Objective: Quote all of the data below exactly, please.
● ● ● ●
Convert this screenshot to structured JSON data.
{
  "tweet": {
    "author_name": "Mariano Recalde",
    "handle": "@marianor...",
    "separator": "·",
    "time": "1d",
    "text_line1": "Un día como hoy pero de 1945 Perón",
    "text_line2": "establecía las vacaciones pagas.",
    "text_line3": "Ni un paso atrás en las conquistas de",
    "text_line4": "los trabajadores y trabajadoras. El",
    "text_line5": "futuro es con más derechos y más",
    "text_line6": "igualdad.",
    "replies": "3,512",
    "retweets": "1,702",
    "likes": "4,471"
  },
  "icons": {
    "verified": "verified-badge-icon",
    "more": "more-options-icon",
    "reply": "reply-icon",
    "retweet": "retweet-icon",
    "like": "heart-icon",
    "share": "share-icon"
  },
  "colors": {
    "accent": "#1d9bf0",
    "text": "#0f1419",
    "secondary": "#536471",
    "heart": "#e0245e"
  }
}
● ● ● ●
Response:
Convert this screenshot to structured JSON data.
{
  "tweet": {
    "author_name": "Mariano Recalde",
    "handle": "@marianor...",
    "separator": "·",
    "time": "1d",
    "text_line1": "Un día como hoy pero de 1945 Perón",
    "text_line2": "establecía las vacaciones pagas.",
    "text_line3": "Ni un paso atrás en las conquistas de",
    "text_line4": "los trabajadores y trabajadoras. El",
    "text_line5": "futuro es con más derechos y más",
    "text_line6": "igualdad.",
    "replies": "3,512",
    "retweets": "1,702",
    "likes": "4,471"
  },
  "icons": {
    "verified": "verified-badge-icon",
    "more": "more-options-icon",
    "reply": "reply-icon",
    "retweet": "retweet-icon",
    "like": "heart-icon",
    "share": "share-icon"
  },
  "colors": {
    "accent": "#1d9bf0",
    "text": "#0f1419",
    "secondary": "#536471",
    "heart": "#e0245e"
  }
}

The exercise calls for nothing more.